Exclude the pictures and return every line exactly as written.

— begin Input —

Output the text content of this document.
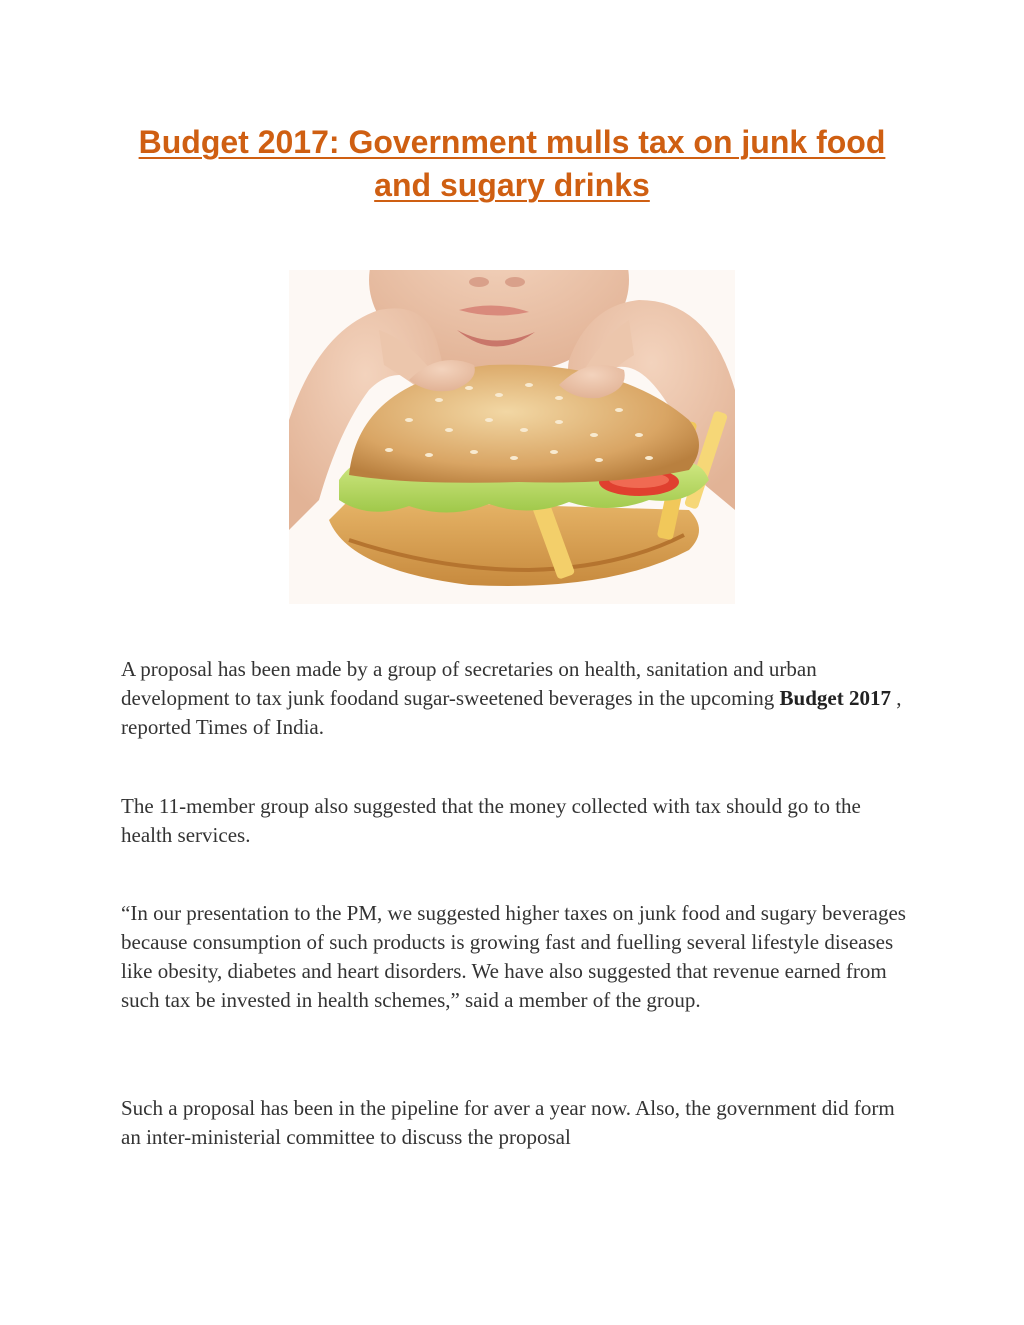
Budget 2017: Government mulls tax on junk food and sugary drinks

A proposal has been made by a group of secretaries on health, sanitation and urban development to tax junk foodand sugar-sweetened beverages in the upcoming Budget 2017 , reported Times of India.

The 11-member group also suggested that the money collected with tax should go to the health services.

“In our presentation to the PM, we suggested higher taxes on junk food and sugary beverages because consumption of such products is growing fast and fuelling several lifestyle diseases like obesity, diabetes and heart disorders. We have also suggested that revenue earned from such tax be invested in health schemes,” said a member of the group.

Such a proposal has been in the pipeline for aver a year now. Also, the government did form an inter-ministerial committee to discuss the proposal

— end Input —

• Exercise response:
Output the text content of this document.
Budget 2017: Government mulls tax on junk food and sugary drinks

A proposal has been made by a group of secretaries on health, sanitation and urban development to tax junk foodand sugar-sweetened beverages in the upcoming Budget 2017 , reported Times of India.

The 11-member group also suggested that the money collected with tax should go to the health services.

“In our presentation to the PM, we suggested higher taxes on junk food and sugary beverages because consumption of such products is growing fast and fuelling several lifestyle diseases like obesity, diabetes and heart disorders. We have also suggested that revenue earned from such tax be invested in health schemes,” said a member of the group.

Such a proposal has been in the pipeline for aver a year now. Also, the government did form an inter-ministerial committee to discuss the proposal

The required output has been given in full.